§ TEXT SEGMENT:
________________________________________

I'll also admit that I don't use the CB probably as frequently as I should. Perhaps that comes from my little Poulan without a CB (it does have a hand gaurd though). I've cut a lot of wood with that little green machine and I've always had to pay extra special attention to what I was doing. The brand notwithstanding, I wouldn't DREAM of taking that saw up in a tree because of the lack of a CB. 

Maybe my respect for machinery and equipment comes from an upbringing that taught me that from the get-go. It never hurts the respect for that equipment when you see your grandfather's left hand with only a two nubs where the four fingers were and a nub for the thumb.... Got it caught in a corn picker many years ago..... 

I know it was another thread entirely, but as to the cost of books, MB, you don't have a leg to stand on.... I will agree completely with what Nate said about the cost of books in college. $84 is NOT expensive. ONE book (out of about 4 for the class) cost me $150 about 4-5 years ago (_Time Saver Standards for Landscape Architecture_). Was it worth it? Yes, I still use it. Harrison Flint's book, _Landscape Plants for Eastern North America_, cost me about $95. I still use it. I didn't have to buy it, but I bought Dirr's book, _Manual of Woody Landscape Plants_, used for about $45. I use it too. I'd hate to think about the amount of money I spent on books over the four years I was at Purdue. That is just part of getting an education though. 

But then again (this is a cheap shot, I know, I probably shouldn't take it, but after all of the comments I've seen from MB so far, I will), I do know how to read a book....


Dan


----------



## Husky372 (Oct 3, 2003)

________________________________________

§ EXERCISE OBJECTIVE: Reproduce everything in the forum post from "But then again" down to "(Oct 3, 2003)". Base your work on the forum post alone.

§ STORED ROWS:
________________________________________

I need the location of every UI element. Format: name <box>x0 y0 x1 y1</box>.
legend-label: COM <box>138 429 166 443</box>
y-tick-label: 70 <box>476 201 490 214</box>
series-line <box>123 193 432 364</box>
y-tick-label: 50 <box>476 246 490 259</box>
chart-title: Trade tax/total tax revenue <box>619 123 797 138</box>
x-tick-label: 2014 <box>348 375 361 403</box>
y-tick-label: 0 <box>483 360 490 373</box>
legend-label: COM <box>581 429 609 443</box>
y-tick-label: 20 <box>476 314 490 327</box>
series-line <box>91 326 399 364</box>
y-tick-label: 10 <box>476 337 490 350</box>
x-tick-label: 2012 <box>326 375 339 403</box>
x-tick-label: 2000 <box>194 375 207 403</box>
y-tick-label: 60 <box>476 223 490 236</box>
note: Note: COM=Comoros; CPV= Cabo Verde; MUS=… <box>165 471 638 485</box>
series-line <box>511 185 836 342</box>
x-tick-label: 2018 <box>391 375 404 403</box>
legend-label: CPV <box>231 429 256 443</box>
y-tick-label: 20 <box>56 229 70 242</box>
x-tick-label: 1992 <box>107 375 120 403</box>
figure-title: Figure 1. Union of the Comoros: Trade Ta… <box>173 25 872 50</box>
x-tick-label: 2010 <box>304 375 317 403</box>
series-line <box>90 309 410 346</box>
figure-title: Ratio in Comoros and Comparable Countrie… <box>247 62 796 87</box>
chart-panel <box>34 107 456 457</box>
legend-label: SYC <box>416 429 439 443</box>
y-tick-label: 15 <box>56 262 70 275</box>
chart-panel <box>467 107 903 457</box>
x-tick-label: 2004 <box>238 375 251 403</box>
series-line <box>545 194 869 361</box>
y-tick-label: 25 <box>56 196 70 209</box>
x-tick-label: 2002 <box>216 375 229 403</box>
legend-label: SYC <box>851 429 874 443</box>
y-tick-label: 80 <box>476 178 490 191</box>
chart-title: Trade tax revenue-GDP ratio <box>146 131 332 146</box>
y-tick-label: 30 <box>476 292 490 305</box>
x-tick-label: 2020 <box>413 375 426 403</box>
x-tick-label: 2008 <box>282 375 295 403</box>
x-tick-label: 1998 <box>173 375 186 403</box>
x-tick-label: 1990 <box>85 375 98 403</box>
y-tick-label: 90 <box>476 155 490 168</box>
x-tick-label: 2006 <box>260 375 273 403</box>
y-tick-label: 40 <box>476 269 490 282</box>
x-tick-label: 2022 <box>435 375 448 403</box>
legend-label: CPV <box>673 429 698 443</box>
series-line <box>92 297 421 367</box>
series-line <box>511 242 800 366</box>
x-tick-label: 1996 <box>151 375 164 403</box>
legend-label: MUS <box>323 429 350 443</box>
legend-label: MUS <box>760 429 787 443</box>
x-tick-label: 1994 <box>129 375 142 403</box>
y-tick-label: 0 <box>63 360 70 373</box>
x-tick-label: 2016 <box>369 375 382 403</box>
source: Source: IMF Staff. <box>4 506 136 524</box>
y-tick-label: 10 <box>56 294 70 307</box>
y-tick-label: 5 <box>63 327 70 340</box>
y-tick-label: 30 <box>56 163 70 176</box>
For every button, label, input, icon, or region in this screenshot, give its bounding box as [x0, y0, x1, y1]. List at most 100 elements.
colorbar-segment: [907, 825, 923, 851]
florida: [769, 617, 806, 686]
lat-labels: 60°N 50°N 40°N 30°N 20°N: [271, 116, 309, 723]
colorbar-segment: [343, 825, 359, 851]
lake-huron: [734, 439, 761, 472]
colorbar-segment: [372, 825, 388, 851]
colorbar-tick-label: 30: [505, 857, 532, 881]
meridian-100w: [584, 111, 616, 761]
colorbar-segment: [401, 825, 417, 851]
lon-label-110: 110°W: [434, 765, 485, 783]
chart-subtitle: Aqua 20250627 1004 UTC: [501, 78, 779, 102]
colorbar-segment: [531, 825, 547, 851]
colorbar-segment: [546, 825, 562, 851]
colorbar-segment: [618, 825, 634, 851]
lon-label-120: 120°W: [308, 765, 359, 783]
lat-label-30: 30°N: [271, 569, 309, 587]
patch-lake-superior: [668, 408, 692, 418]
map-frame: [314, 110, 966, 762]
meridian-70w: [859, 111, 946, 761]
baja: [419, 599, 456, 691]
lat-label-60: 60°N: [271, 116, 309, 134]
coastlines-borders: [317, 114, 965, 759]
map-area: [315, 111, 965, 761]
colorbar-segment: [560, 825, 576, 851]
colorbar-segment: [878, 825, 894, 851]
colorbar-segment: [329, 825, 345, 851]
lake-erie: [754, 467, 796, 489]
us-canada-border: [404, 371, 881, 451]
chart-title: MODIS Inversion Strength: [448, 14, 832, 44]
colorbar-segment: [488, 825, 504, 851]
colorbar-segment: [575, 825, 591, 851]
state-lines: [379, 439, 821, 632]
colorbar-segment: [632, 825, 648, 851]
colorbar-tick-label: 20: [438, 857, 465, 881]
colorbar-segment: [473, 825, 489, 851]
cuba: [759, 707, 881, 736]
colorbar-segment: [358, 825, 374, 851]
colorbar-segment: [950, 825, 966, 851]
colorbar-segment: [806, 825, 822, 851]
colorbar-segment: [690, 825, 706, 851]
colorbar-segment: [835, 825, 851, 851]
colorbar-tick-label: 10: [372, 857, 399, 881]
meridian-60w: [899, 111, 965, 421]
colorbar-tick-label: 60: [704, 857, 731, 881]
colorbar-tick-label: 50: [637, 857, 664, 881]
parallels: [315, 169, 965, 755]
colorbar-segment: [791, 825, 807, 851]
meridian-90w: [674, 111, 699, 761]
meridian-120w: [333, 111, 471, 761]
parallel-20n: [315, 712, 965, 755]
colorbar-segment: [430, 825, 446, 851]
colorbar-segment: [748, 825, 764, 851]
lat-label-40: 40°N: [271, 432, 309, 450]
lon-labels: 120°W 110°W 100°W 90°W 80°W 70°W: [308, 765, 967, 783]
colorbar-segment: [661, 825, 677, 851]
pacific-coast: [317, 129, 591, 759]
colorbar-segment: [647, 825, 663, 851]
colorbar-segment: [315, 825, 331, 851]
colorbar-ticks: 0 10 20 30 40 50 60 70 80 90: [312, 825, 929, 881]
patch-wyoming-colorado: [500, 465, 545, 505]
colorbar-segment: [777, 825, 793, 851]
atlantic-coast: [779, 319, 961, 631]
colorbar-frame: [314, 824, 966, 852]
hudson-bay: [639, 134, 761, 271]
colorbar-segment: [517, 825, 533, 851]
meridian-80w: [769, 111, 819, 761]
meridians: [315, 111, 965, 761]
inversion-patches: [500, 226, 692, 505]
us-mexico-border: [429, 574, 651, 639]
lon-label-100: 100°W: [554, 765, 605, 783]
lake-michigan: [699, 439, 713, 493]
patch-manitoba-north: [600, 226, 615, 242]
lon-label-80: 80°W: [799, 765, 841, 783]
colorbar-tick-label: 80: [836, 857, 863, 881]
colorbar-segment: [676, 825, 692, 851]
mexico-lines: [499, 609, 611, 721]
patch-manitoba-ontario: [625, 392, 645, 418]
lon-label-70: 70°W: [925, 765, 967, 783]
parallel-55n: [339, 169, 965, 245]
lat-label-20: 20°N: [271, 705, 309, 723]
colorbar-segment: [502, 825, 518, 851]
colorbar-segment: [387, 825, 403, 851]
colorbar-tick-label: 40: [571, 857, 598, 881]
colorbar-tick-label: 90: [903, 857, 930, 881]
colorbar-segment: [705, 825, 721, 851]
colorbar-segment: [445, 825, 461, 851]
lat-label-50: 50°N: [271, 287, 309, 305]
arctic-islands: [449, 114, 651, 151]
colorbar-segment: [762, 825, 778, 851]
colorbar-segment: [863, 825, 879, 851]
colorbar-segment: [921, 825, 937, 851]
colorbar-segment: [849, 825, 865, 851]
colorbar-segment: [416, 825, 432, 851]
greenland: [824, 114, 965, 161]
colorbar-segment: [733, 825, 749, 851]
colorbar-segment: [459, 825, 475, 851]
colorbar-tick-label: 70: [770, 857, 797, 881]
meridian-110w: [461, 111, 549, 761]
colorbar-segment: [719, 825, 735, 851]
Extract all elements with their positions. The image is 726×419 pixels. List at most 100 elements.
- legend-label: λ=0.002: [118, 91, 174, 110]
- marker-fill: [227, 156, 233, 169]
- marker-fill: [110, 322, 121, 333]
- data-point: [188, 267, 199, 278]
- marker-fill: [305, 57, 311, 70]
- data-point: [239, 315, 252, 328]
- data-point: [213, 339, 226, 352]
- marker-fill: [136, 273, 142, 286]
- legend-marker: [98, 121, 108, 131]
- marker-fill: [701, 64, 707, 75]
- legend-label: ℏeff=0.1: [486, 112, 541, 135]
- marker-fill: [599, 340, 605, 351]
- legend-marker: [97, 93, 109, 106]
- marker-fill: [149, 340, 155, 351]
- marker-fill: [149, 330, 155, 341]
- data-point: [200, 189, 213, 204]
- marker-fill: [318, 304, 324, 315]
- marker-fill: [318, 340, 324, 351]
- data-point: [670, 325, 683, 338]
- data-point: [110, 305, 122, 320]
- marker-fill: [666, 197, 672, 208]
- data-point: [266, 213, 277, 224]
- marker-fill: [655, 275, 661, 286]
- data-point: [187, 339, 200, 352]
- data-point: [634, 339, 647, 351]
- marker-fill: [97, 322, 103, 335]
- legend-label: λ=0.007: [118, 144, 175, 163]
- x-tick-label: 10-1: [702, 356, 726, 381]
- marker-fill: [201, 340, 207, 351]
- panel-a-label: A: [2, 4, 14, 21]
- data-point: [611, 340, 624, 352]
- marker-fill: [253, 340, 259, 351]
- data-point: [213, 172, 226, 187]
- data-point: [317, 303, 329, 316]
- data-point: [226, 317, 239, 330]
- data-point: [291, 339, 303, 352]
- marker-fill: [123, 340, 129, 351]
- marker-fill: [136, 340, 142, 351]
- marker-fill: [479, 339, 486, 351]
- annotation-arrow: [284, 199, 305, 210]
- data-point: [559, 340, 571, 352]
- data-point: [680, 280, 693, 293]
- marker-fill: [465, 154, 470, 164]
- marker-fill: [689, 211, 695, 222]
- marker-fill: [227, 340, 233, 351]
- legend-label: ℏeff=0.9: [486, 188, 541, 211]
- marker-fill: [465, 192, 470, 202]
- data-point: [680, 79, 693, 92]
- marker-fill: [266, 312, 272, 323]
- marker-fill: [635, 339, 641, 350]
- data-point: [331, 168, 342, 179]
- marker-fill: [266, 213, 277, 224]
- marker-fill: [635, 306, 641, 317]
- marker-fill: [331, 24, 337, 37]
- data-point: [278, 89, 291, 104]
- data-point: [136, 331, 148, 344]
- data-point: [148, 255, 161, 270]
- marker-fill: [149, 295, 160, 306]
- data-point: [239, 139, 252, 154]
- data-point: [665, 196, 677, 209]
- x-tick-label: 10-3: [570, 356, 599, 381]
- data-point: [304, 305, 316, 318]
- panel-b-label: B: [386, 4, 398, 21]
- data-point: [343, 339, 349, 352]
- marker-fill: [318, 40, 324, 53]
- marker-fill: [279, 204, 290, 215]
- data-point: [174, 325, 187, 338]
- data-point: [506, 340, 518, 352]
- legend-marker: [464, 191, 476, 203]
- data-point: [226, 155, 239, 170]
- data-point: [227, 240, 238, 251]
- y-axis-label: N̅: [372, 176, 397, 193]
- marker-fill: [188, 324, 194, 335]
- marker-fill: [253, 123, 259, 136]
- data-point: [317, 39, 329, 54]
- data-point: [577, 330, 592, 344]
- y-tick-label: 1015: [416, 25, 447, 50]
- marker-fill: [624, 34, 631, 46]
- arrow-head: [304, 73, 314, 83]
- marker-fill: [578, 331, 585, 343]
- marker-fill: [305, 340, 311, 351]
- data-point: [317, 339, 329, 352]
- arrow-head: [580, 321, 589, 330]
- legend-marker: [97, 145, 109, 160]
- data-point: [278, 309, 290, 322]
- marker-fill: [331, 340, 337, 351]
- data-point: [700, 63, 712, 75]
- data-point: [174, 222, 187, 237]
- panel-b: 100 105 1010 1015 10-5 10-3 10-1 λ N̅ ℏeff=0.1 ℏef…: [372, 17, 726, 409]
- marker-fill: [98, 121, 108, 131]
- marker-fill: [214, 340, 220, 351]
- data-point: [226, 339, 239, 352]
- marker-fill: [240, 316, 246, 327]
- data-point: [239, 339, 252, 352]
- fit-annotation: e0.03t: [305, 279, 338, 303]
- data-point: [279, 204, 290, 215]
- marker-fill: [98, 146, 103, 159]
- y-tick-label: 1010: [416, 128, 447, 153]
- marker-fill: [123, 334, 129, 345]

________________________________________

§ CORRECT ANSWER:
But then again (this is a cheap shot, I know, I probably shouldn't take it, but after all of the comments I've seen from MB so far, I will), I do know how to read a book....


Dan


----------



## Husky372 (Oct 3, 2003)